Update the lines between the one holding "value-cell: -2.0% bbox=[1164, 198, 1307, 243]" and the one holding "row-label: HDL-C bbox=[64, 240, 467, 285]", inclusive, by changing every "value-cell" to "data-cell" and leaving everything else untouched. Give only those lines.

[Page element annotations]
• • • • • • •
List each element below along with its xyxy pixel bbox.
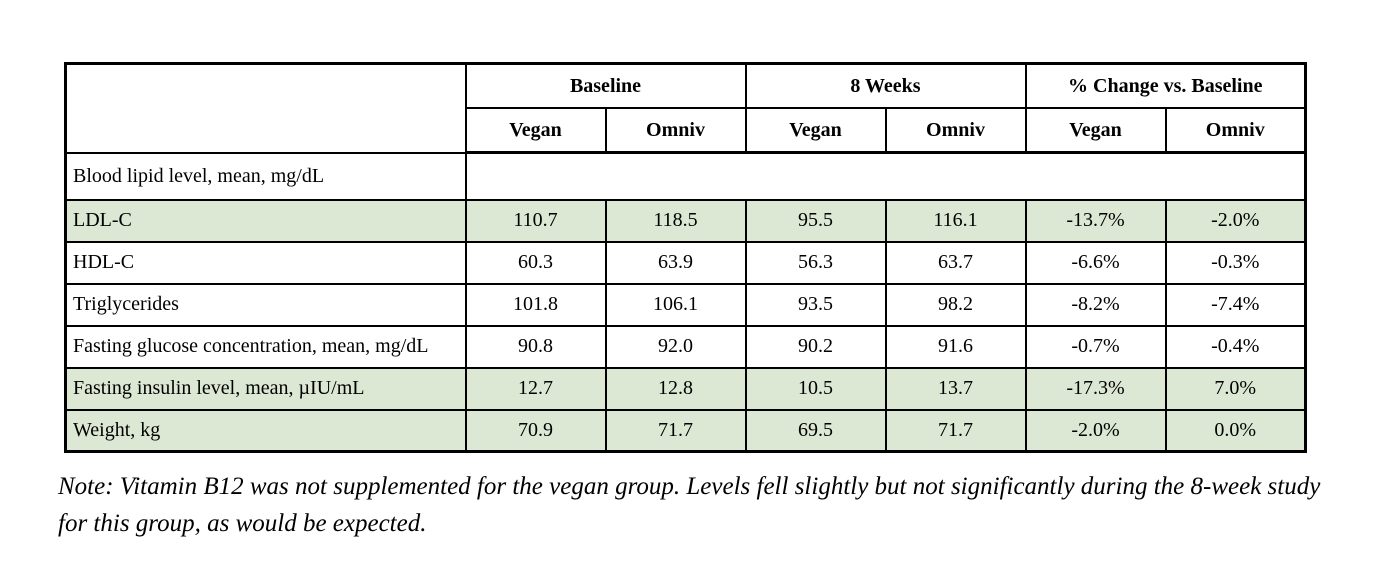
value-cell: -2.0% bbox=[1164, 198, 1307, 243]
value-cell: 13.7 bbox=[884, 366, 1027, 411]
section-empty-cell bbox=[464, 151, 1307, 201]
value-cell: 71.7 bbox=[884, 408, 1027, 453]
subheader-baseline-vegan: Vegan bbox=[464, 107, 607, 154]
value-cell: 12.7 bbox=[464, 366, 607, 411]
value-cell: 90.2 bbox=[744, 324, 887, 369]
value-cell: 101.8 bbox=[464, 282, 607, 327]
value-cell: -6.6% bbox=[1024, 240, 1167, 285]
value-cell: 116.1 bbox=[884, 198, 1027, 243]
row-label: Triglycerides bbox=[64, 282, 467, 327]
table-row: LDL-C 110.7 118.5 95.5 116.1 -13.7% -2.0% bbox=[64, 198, 1307, 243]
row-label: HDL-C bbox=[64, 240, 467, 285]
subheader-8weeks-vegan: Vegan bbox=[744, 107, 887, 154]
value-cell: 69.5 bbox=[744, 408, 887, 453]
value-cell: 110.7 bbox=[464, 198, 607, 243]
value-cell: 118.5 bbox=[604, 198, 747, 243]
column-group-8weeks: 8 Weeks bbox=[744, 62, 1027, 109]
table-row: Weight, kg 70.9 71.7 69.5 71.7 -2.0% 0.0% bbox=[64, 408, 1307, 453]
row-label: Weight, kg bbox=[64, 408, 467, 453]
value-cell: -2.0% bbox=[1024, 408, 1167, 453]
value-cell: 63.9 bbox=[604, 240, 747, 285]
value-cell: 92.0 bbox=[604, 324, 747, 369]
group-header-row: Baseline 8 Weeks % Change vs. Baseline bbox=[64, 62, 1307, 154]
value-cell: -0.3% bbox=[1164, 240, 1307, 285]
column-group-baseline: Baseline bbox=[464, 62, 747, 109]
value-cell: -8.2% bbox=[1024, 282, 1167, 327]
value-cell: -7.4% bbox=[1164, 282, 1307, 327]
value-cell: 98.2 bbox=[884, 282, 1027, 327]
value-cell: 12.8 bbox=[604, 366, 747, 411]
value-cell: 93.5 bbox=[744, 282, 887, 327]
note-text: Note: Vitamin B12 was not supplemented f… bbox=[58, 473, 1321, 537]
subheader-8weeks-omniv: Omniv bbox=[884, 107, 1027, 154]
table-row: Fasting glucose concentration, mean, mg/… bbox=[64, 324, 1307, 369]
value-cell: -0.7% bbox=[1024, 324, 1167, 369]
value-cell: 71.7 bbox=[604, 408, 747, 453]
corner-cell bbox=[64, 62, 467, 154]
row-label: LDL-C bbox=[64, 198, 467, 243]
section-row: Blood lipid level, mean, mg/dL bbox=[64, 151, 1307, 201]
value-cell: 60.3 bbox=[464, 240, 607, 285]
row-label: Fasting insulin level, mean, µIU/mL bbox=[64, 366, 467, 411]
table-row: HDL-C 60.3 63.9 56.3 63.7 -6.6% -0.3% bbox=[64, 240, 1307, 285]
value-cell: 106.1 bbox=[604, 282, 747, 327]
value-cell: -0.4% bbox=[1164, 324, 1307, 369]
table-row: Triglycerides 101.8 106.1 93.5 98.2 -8.2% -7.4… bbox=[64, 282, 1307, 327]
value-cell: 56.3 bbox=[744, 240, 887, 285]
subheader-change-omniv: Omniv bbox=[1164, 107, 1307, 154]
value-cell: 63.7 bbox=[884, 240, 1027, 285]
section-label: Blood lipid level, mean, mg/dL bbox=[64, 151, 467, 201]
subheader-change-vegan: Vegan bbox=[1024, 107, 1167, 154]
results-table: Baseline 8 Weeks % Change vs. Baseline V… bbox=[64, 62, 1307, 453]
value-cell: 90.8 bbox=[464, 324, 607, 369]
value-cell: 0.0% bbox=[1164, 408, 1307, 453]
sub-header-row: Vegan Omniv Vegan Omniv Vegan Omniv bbox=[66, 107, 1307, 154]
value-cell: -13.7% bbox=[1024, 198, 1167, 243]
value-cell: -17.3% bbox=[1024, 366, 1167, 411]
value-cell: 10.5 bbox=[744, 366, 887, 411]
row-label: Fasting glucose concentration, mean, mg/… bbox=[64, 324, 467, 369]
value-cell: 95.5 bbox=[744, 198, 887, 243]
value-cell: 91.6 bbox=[884, 324, 1027, 369]
subheader-baseline-omniv: Omniv bbox=[604, 107, 747, 154]
value-cell: 70.9 bbox=[464, 408, 607, 453]
table-row: Fasting insulin level, mean, µIU/mL 12.7 1… bbox=[64, 366, 1307, 411]
column-group-pct-change: % Change vs. Baseline bbox=[1024, 62, 1307, 109]
value-cell: 7.0% bbox=[1164, 366, 1307, 411]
• • • • • • •
RESULT FOR THIS EXERCISE>
data-cell: -2.0% bbox=[1164, 198, 1307, 243]
data-cell: 13.7 bbox=[884, 366, 1027, 411]
section-empty-cell bbox=[464, 151, 1307, 201]
data-cell: 71.7 bbox=[884, 408, 1027, 453]
subheader-baseline-vegan: Vegan bbox=[464, 107, 607, 154]
data-cell: 12.7 bbox=[464, 366, 607, 411]
data-cell: 90.2 bbox=[744, 324, 887, 369]
data-cell: 101.8 bbox=[464, 282, 607, 327]
data-cell: -6.6% bbox=[1024, 240, 1167, 285]
data-cell: 116.1 bbox=[884, 198, 1027, 243]
row-label: Triglycerides bbox=[64, 282, 467, 327]
table-row: LDL-C 110.7 118.5 95.5 116.1 -13.7% -2.0% bbox=[64, 198, 1307, 243]
row-label: HDL-C bbox=[64, 240, 467, 285]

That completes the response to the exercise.